* **What this task involves**
Take every line that has the string "text" and copy it out.

* **Entries**
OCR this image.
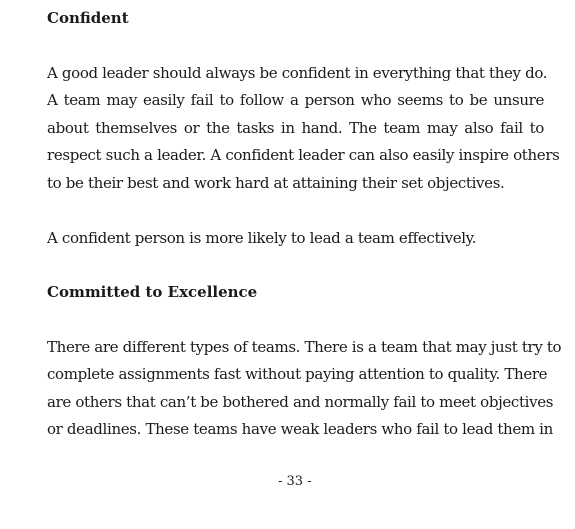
Confident
A good leader should always be confident in everything that they do.
A team may easily fail to follow a person who seems to be unsure
about themselves or the tasks in hand. The team may also fail to
respect such a leader. A confident leader can also easily inspire others
to be their best and work hard at attaining their set objectives.
A confident person is more likely to lead a team effectively.
Committed to Excellence
There are different types of teams. There is a team that may just try to
complete assignments fast without paying attention to quality. There
are others that can’t be bothered and normally fail to meet objectives
or deadlines. These teams have weak leaders who fail to lead them in
- 33 -
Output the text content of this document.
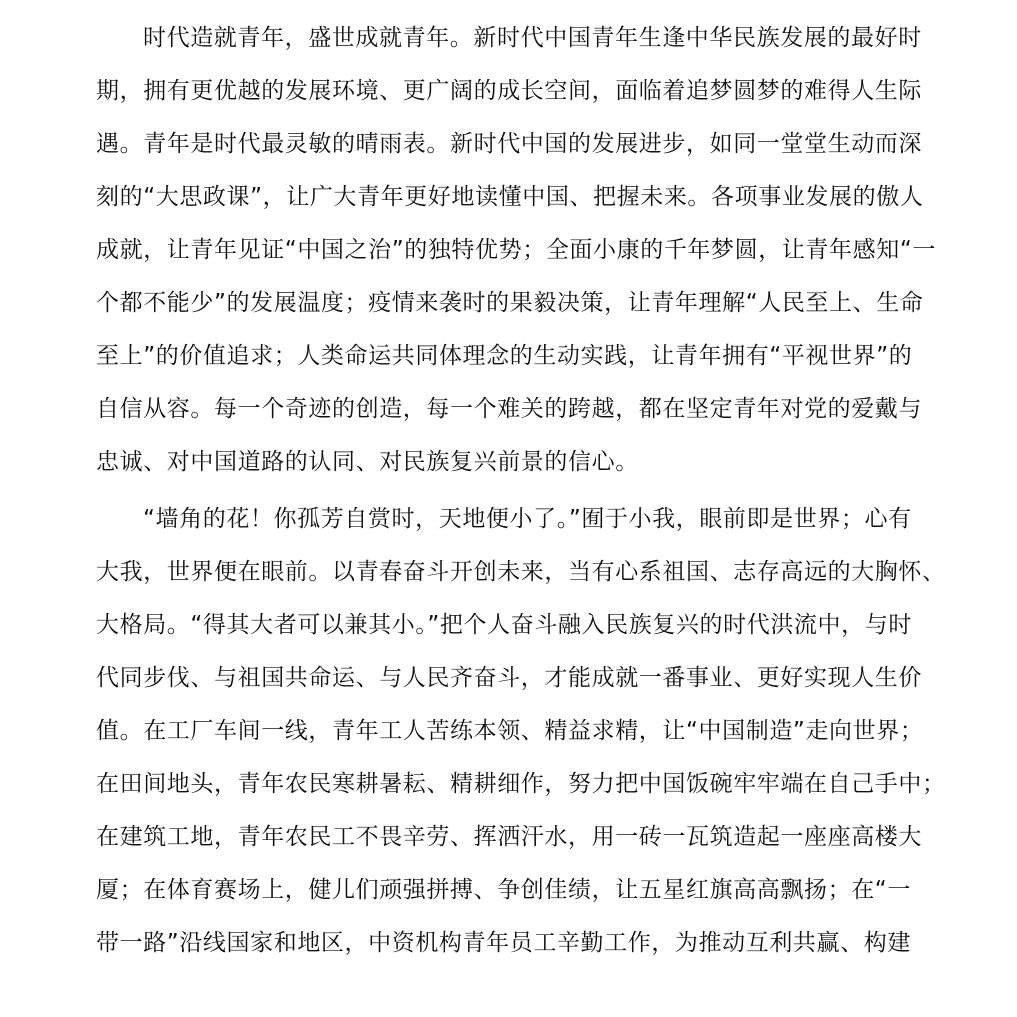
时代造就青年，盛世成就青年。新时代中国青年生逢中华民族发展的最好时
期，拥有更优越的发展环境、更广阔的成长空间，面临着追梦圆梦的难得人生际
遇。青年是时代最灵敏的晴雨表。新时代中国的发展进步，如同一堂堂生动而深
刻的“大思政课”，让广大青年更好地读懂中国、把握未来。各项事业发展的傲人
成就，让青年见证“中国之治”的独特优势；全面小康的千年梦圆，让青年感知“一
个都不能少”的发展温度；疫情来袭时的果毅决策，让青年理解“人民至上、生命
至上”的价值追求；人类命运共同体理念的生动实践，让青年拥有“平视世界”的
自信从容。每一个奇迹的创造，每一个难关的跨越，都在坚定青年对党的爱戴与
忠诚、对中国道路的认同、对民族复兴前景的信心。
“墙角的花！你孤芳自赏时，天地便小了。”囿于小我，眼前即是世界；心有
大我，世界便在眼前。以青春奋斗开创未来，当有心系祖国、志存高远的大胸怀、
大格局。“得其大者可以兼其小。”把个人奋斗融入民族复兴的时代洪流中，与时
代同步伐、与祖国共命运、与人民齐奋斗，才能成就一番事业、更好实现人生价
值。在工厂车间一线，青年工人苦练本领、精益求精，让“中国制造”走向世界；
在田间地头，青年农民寒耕暑耘、精耕细作，努力把中国饭碗牢牢端在自己手中；
在建筑工地，青年农民工不畏辛劳、挥洒汗水，用一砖一瓦筑造起一座座高楼大
厦；在体育赛场上，健儿们顽强拼搏、争创佳绩，让五星红旗高高飘扬；在“一
带一路”沿线国家和地区，中资机构青年员工辛勤工作，为推动互利共赢、构建
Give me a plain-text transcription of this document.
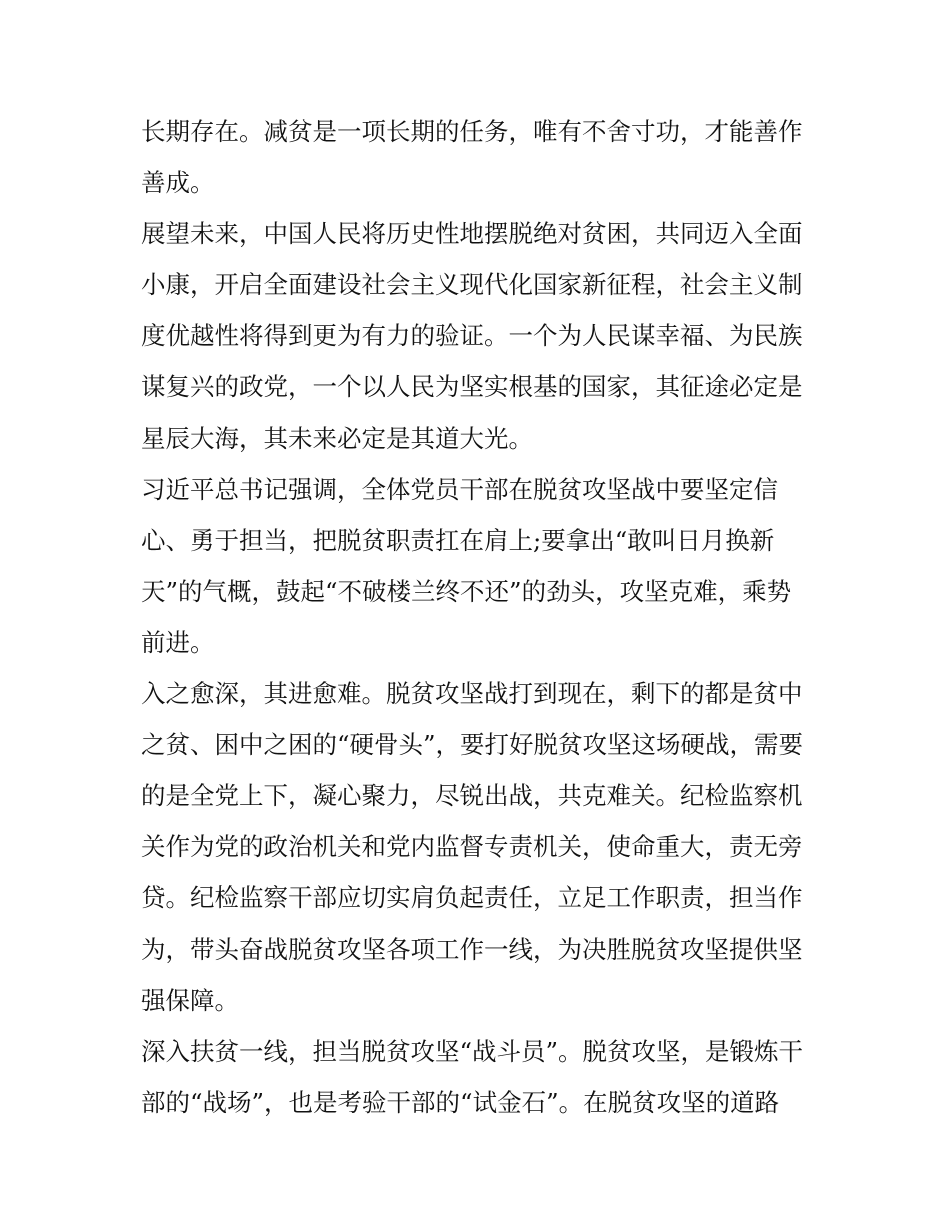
长期存在。减贫是一项长期的任务，唯有不舍寸功，才能善作
善成。
展望未来，中国人民将历史性地摆脱绝对贫困，共同迈入全面
小康，开启全面建设社会主义现代化国家新征程，社会主义制
度优越性将得到更为有力的验证。一个为人民谋幸福、为民族
谋复兴的政党，一个以人民为坚实根基的国家，其征途必定是
星辰大海，其未来必定是其道大光。
习近平总书记强调，全体党员干部在脱贫攻坚战中要坚定信
心、勇于担当，把脱贫职责扛在肩上;要拿出“敢叫日月换新
天”的气概，鼓起“不破楼兰终不还”的劲头，攻坚克难，乘势
前进。
入之愈深，其进愈难。脱贫攻坚战打到现在，剩下的都是贫中
之贫、困中之困的“硬骨头”，要打好脱贫攻坚这场硬战，需要
的是全党上下，凝心聚力，尽锐出战，共克难关。纪检监察机
关作为党的政治机关和党内监督专责机关，使命重大，责无旁
贷。纪检监察干部应切实肩负起责任，立足工作职责，担当作
为，带头奋战脱贫攻坚各项工作一线，为决胜脱贫攻坚提供坚
强保障。
深入扶贫一线，担当脱贫攻坚“战斗员”。脱贫攻坚，是锻炼干
部的“战场”，也是考验干部的“试金石”。在脱贫攻坚的道路
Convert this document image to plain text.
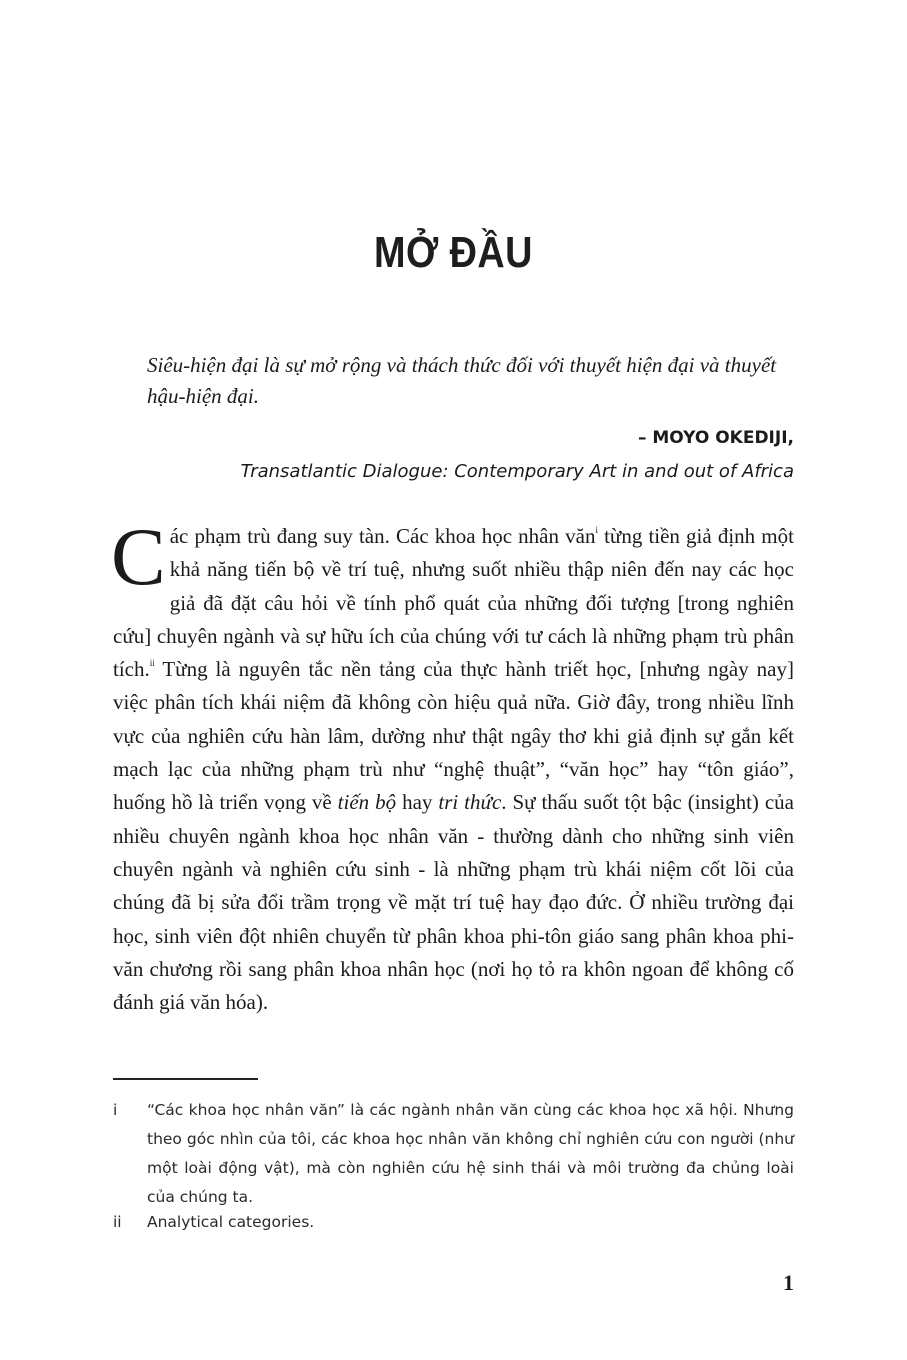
MỞ ĐẦU
Siêu-hiện đại là sự mở rộng và thách thức đối với thuyết hiện đại và thuyết hậu-hiện đại.
– MOYO OKEDIJI,
Transatlantic Dialogue: Contemporary Art in and out of Africa

Các phạm trù đang suy tàn. Các khoa học nhân văn$^i$ từng tiền giả định một khả năng tiến bộ về trí tuệ, nhưng suốt nhiều thập niên đến nay các học giả đã đặt câu hỏi về tính phổ quát của những đối tượng [trong nghiên cứu] chuyên ngành và sự hữu ích của chúng với tư cách là những phạm trù phân tích.$^{ii}$ Từng là nguyên tắc nền tảng của thực hành triết học, [nhưng ngày nay] việc phân tích khái niệm đã không còn hiệu quả nữa. Giờ đây, trong nhiều lĩnh vực của nghiên cứu hàn lâm, dường như thật ngây thơ khi giả định sự gắn kết mạch lạc của những phạm trù như “nghệ thuật”, “văn học” hay “tôn giáo”, huống hồ là triển vọng về tiến bộ hay tri thức. Sự thấu suốt tột bậc (insight) của nhiều chuyên ngành khoa học nhân văn - thường dành cho những sinh viên chuyên ngành và nghiên cứu sinh - là những phạm trù khái niệm cốt lõi của chúng đã bị sửa đổi trầm trọng về mặt trí tuệ hay đạo đức. Ở nhiều trường đại học, sinh viên đột nhiên chuyển từ phân khoa phi-tôn giáo sang phân khoa phi-văn chương rồi sang phân khoa nhân học (nơi họ tỏ ra khôn ngoan để không cố đánh giá văn hóa).

i “Các khoa học nhân văn” là các ngành nhân văn cùng các khoa học xã hội. Nhưng theo góc nhìn của tôi, các khoa học nhân văn không chỉ nghiên cứu con người (như một loài động vật), mà còn nghiên cứu hệ sinh thái và môi trường đa chủng loài của chúng ta.
ii Analytical categories.
1
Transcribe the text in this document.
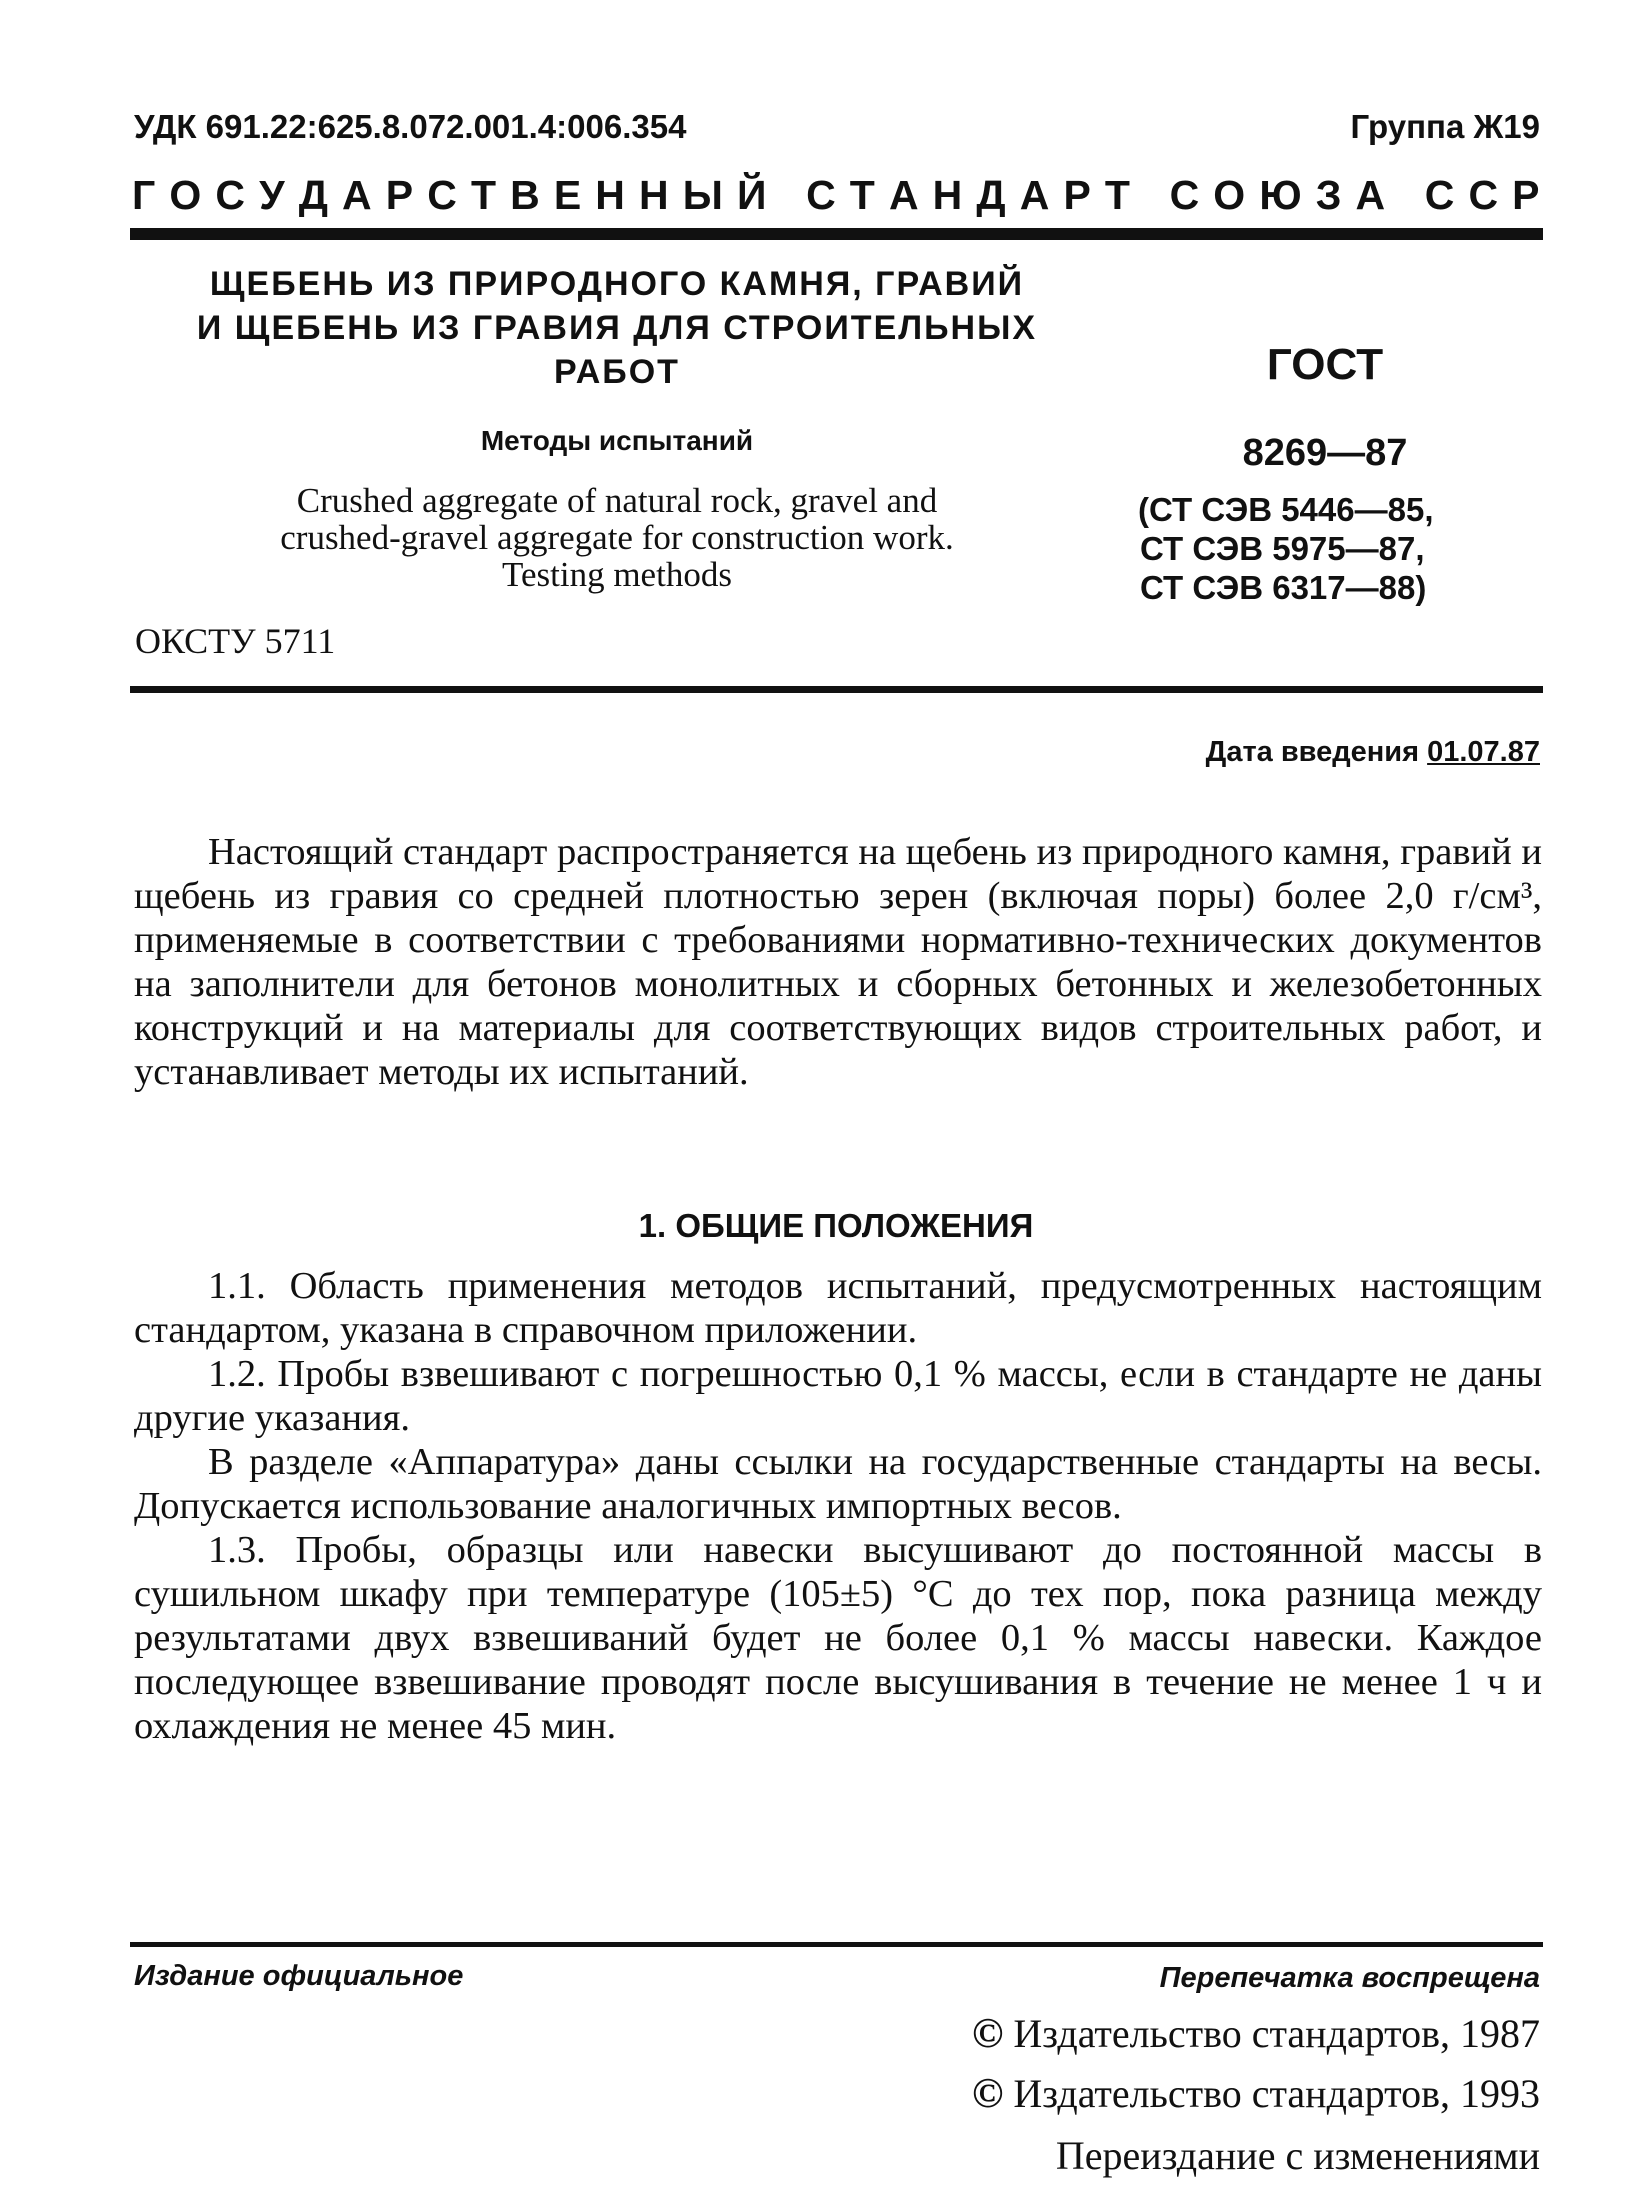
УДК 691.22:625.8.072.001.4:006.354	Группа Ж19
Г О С У Д А Р С Т В Е Н Н Ы Й
С Т А Н Д А Р Т
С О Ю З А
С С Р
ЩЕБЕНЬ ИЗ ПРИРОДНОГО КАМНЯ, ГРАВИЙ
И ЩЕБЕНЬ ИЗ ГРАВИЯ ДЛЯ СТРОИТЕЛЬНЫХ
РАБОТ
Методы испытаний
Crushed aggregate of natural rock, gravel and
crushed-gravel aggregate for construction work.
Testing methods
ОКСТУ 5711
ГОСТ
8269—87
(СТ СЭВ 5446—85,
СТ СЭВ 5975—87,
СТ СЭВ 6317—88)
Дата введения 01.07.87

Настоящий стандарт распространяется на щебень из природного камня, гравий и щебень из гравия со средней плотностью зерен (включая поры) более 2,0 г/см³, применяемые в соответствии с требованиями нормативно-технических документов на заполнители для бетонов монолитных и сборных бетонных и железобетонных конструкций и на материалы для соответствующих видов строительных работ, и устанавливает методы их испытаний.

1. ОБЩИЕ ПОЛОЖЕНИЯ

1.1. Область применения методов испытаний, предусмотренных настоящим стандартом, указана в справочном приложении.

1.2. Пробы взвешивают с погрешностью 0,1 % массы, если в стандарте не даны другие указания.

В разделе «Аппаратура» даны ссылки на государственные стандарты на весы. Допускается использование аналогичных импортных весов.

1.3. Пробы, образцы или навески высушивают до постоянной массы в сушильном шкафу при температуре (105±5) °С до тех пор, пока разница между результатами двух взвешиваний будет не более 0,1 % массы навески. Каждое последующее взвешивание проводят после высушивания в течение не менее 1 ч и охлаждения не менее 45 мин.

Издание официальное	Перепечатка воспрещена
© Издательство стандартов, 1987
© Издательство стандартов, 1993
Переиздание с изменениями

* **Solution to this task**
Output the text content of this document.
Give me a plain-text transcription of this document.
Convert this document image to plain text.
Transcribe the text in this document.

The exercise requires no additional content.